>> START

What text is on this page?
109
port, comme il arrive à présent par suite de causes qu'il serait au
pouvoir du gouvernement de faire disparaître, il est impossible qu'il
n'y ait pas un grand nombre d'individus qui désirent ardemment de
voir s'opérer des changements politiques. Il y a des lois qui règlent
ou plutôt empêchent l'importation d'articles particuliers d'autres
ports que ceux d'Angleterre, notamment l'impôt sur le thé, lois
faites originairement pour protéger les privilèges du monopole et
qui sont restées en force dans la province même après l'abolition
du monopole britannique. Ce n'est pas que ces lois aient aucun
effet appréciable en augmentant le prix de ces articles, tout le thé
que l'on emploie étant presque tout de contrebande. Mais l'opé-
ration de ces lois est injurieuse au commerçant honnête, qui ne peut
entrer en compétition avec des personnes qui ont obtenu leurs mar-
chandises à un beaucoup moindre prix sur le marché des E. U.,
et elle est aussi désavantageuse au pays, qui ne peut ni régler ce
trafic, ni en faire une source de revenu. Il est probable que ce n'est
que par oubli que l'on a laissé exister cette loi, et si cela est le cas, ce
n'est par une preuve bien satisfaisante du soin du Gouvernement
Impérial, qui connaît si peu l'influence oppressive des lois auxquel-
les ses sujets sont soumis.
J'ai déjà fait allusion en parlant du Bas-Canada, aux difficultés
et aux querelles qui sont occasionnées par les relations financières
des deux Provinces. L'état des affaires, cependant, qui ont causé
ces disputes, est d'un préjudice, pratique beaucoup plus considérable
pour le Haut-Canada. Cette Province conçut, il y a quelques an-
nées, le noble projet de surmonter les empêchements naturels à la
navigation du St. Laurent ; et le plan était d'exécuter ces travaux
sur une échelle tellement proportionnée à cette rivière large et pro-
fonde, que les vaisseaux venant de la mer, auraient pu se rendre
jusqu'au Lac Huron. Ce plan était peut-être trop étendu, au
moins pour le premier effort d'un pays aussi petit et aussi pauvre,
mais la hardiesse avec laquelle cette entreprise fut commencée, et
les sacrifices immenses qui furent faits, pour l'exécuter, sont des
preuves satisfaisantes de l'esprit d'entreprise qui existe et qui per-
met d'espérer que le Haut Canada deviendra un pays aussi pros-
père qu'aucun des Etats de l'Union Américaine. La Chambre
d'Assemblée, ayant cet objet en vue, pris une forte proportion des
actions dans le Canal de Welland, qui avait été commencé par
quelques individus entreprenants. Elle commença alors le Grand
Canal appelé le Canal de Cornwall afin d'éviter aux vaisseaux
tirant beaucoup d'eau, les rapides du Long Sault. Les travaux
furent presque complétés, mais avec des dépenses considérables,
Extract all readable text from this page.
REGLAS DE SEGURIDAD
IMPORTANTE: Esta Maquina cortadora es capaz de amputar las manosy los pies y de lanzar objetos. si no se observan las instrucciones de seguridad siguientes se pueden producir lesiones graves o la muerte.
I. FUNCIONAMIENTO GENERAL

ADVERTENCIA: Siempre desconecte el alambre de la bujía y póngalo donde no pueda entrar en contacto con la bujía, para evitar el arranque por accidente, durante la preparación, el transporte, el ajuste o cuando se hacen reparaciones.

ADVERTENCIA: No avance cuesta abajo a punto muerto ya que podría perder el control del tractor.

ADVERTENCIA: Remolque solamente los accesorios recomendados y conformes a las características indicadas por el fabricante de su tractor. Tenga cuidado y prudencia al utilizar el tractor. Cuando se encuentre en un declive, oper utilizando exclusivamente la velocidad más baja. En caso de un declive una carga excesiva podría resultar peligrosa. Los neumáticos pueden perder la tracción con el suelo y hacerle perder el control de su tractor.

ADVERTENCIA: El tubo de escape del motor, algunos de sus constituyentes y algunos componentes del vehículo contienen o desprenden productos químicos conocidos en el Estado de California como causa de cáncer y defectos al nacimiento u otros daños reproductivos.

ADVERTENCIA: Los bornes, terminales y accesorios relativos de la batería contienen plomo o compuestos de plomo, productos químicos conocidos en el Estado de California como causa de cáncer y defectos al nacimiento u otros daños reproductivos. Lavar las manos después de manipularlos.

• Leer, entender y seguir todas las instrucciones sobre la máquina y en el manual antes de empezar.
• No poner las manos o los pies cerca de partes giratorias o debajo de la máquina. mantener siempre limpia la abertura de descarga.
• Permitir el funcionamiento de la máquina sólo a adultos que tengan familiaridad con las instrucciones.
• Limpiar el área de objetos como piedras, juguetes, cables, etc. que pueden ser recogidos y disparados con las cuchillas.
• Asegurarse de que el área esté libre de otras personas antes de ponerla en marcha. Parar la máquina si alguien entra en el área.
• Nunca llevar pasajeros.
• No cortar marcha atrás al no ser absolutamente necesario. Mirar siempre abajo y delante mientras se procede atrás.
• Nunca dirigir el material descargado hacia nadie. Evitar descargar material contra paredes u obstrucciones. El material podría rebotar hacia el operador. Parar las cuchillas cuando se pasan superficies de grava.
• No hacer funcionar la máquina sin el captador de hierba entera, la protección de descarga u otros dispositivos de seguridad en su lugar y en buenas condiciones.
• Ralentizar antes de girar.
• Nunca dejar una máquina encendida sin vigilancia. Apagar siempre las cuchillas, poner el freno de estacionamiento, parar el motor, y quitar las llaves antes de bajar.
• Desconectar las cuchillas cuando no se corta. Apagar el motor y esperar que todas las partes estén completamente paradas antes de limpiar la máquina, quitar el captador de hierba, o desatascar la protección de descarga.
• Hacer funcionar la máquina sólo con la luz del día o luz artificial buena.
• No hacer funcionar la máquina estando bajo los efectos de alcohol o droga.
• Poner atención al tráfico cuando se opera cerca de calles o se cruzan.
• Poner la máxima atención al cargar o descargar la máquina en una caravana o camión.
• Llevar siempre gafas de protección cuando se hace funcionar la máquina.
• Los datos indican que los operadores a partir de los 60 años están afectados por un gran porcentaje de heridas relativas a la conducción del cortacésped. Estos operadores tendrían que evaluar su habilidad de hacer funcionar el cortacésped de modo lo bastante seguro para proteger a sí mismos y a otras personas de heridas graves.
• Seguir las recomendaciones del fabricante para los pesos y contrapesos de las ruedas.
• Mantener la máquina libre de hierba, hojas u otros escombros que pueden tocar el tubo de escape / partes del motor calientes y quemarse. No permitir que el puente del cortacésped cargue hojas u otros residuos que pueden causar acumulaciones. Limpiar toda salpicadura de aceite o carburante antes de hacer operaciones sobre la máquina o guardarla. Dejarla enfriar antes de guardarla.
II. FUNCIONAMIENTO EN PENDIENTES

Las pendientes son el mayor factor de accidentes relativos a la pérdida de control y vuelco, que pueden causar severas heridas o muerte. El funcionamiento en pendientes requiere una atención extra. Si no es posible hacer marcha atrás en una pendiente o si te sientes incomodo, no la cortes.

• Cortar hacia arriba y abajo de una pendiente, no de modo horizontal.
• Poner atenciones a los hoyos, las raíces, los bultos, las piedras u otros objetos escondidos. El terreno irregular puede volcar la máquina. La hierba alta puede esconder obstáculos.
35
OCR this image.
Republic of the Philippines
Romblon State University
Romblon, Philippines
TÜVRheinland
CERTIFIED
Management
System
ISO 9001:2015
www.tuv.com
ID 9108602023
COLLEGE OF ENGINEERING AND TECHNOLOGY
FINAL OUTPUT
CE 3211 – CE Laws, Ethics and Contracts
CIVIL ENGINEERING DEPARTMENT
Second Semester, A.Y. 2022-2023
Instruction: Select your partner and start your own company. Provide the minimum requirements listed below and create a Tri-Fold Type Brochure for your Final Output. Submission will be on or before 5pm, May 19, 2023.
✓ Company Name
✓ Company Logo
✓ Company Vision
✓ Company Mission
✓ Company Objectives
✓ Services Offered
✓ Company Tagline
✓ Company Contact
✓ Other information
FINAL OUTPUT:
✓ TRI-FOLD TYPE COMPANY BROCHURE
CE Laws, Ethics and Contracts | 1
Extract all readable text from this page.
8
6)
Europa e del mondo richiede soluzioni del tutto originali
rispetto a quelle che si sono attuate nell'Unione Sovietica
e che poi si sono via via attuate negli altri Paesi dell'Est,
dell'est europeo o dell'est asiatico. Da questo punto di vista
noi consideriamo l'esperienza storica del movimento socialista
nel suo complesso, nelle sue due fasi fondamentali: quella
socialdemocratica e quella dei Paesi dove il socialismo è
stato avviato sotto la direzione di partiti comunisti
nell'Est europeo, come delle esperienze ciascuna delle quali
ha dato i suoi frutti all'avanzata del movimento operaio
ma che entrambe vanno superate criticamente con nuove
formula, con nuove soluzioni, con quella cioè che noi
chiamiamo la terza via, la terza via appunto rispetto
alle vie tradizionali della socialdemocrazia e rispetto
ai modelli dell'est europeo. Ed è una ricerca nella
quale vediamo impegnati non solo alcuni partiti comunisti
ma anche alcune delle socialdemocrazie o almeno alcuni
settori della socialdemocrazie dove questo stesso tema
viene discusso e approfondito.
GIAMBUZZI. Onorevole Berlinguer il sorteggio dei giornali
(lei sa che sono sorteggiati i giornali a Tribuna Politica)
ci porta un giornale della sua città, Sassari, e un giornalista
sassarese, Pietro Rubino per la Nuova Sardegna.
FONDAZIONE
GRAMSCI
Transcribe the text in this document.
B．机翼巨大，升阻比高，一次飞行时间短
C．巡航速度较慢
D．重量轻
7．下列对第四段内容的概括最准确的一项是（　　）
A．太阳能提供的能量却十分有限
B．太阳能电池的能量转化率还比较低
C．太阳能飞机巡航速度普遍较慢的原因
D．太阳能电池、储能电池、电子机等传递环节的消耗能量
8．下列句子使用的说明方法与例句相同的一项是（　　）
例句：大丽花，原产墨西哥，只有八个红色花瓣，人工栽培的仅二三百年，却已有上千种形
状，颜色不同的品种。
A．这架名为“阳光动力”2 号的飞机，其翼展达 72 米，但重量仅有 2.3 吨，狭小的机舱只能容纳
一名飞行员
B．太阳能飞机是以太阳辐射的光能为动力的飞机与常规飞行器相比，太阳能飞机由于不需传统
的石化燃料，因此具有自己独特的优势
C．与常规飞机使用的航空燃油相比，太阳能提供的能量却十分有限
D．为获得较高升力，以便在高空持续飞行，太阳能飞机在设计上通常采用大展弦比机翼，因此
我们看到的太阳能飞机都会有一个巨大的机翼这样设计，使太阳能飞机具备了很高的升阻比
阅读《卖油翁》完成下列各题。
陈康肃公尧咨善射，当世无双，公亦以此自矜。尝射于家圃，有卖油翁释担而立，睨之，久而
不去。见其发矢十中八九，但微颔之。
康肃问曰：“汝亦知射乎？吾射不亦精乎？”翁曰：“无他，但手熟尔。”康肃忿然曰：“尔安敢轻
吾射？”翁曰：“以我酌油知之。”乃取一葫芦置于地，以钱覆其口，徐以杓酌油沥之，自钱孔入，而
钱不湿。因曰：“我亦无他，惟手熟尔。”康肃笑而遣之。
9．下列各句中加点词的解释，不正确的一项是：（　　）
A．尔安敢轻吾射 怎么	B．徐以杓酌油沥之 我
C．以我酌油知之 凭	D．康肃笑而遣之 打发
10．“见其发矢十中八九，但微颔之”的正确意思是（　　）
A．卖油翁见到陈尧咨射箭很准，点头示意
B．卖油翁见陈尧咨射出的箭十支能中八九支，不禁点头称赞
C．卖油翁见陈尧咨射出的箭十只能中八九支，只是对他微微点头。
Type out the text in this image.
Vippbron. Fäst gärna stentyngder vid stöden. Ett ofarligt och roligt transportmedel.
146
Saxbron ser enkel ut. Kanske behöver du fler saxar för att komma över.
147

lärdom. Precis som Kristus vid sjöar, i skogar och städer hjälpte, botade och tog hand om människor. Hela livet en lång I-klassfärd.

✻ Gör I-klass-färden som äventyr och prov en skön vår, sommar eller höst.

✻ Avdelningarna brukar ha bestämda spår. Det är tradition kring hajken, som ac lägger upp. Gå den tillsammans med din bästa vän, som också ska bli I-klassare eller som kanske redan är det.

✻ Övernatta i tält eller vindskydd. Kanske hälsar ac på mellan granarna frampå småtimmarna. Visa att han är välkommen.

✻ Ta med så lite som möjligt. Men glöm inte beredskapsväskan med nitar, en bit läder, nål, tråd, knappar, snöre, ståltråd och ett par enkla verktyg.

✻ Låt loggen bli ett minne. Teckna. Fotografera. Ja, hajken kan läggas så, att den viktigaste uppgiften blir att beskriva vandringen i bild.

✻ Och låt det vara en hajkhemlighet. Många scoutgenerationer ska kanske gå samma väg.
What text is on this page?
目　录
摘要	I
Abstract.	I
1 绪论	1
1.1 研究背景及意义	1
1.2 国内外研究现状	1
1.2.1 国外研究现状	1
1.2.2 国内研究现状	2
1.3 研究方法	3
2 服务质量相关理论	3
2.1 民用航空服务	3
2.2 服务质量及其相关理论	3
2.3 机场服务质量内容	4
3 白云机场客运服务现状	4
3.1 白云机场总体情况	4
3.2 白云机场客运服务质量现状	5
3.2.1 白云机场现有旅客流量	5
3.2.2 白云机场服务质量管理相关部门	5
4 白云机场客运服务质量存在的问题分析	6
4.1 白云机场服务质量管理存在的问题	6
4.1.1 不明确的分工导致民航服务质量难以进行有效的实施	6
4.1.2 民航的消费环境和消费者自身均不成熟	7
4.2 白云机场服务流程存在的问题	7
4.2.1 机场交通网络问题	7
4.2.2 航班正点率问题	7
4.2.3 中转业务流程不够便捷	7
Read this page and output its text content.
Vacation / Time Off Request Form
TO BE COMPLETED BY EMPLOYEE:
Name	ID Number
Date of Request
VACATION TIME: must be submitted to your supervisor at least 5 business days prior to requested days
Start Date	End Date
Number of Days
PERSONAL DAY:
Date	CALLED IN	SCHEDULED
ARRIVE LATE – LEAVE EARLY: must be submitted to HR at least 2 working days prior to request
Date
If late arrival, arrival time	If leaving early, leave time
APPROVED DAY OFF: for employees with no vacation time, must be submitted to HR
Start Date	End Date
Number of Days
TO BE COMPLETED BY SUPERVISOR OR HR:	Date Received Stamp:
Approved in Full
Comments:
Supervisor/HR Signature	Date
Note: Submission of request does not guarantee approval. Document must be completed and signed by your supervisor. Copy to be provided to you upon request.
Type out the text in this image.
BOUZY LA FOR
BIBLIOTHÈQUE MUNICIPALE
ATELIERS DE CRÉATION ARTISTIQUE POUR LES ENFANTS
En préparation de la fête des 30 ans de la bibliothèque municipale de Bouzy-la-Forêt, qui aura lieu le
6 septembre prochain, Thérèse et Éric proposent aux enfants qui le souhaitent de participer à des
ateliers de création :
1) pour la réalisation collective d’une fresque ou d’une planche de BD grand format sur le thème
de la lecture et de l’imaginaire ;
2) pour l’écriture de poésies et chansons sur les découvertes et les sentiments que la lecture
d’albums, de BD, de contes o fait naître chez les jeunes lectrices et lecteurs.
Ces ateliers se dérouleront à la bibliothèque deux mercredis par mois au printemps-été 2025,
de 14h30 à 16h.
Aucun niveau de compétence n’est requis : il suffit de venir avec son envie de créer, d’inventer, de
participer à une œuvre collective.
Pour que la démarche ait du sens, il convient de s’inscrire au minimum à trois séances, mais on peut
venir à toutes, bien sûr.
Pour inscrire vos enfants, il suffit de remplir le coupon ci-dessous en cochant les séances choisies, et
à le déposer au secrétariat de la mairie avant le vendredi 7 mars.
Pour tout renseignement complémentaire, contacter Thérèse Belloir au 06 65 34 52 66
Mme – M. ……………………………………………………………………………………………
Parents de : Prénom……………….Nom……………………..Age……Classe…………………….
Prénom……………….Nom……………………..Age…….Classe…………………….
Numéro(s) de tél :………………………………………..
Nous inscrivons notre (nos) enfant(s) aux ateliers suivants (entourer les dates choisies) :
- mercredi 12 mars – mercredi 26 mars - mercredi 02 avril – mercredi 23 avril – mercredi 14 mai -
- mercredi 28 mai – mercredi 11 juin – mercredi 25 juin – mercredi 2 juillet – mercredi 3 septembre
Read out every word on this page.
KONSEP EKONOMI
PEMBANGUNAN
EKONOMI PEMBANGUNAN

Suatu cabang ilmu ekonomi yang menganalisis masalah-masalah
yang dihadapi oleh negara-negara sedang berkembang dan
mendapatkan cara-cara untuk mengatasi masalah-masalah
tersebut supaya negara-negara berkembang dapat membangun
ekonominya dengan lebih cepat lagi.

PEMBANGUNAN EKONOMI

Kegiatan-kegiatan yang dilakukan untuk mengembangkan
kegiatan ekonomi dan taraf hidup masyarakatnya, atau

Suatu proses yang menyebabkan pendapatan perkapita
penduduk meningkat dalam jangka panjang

>> END

What you need to do: Search the lines above for the string "见其发矢十中八九", then show every one that has it.

Response to the exercise:
不去。见其发矢十中八九，但微颔之。
10．“见其发矢十中八九，但微颔之”的正确意思是（　　）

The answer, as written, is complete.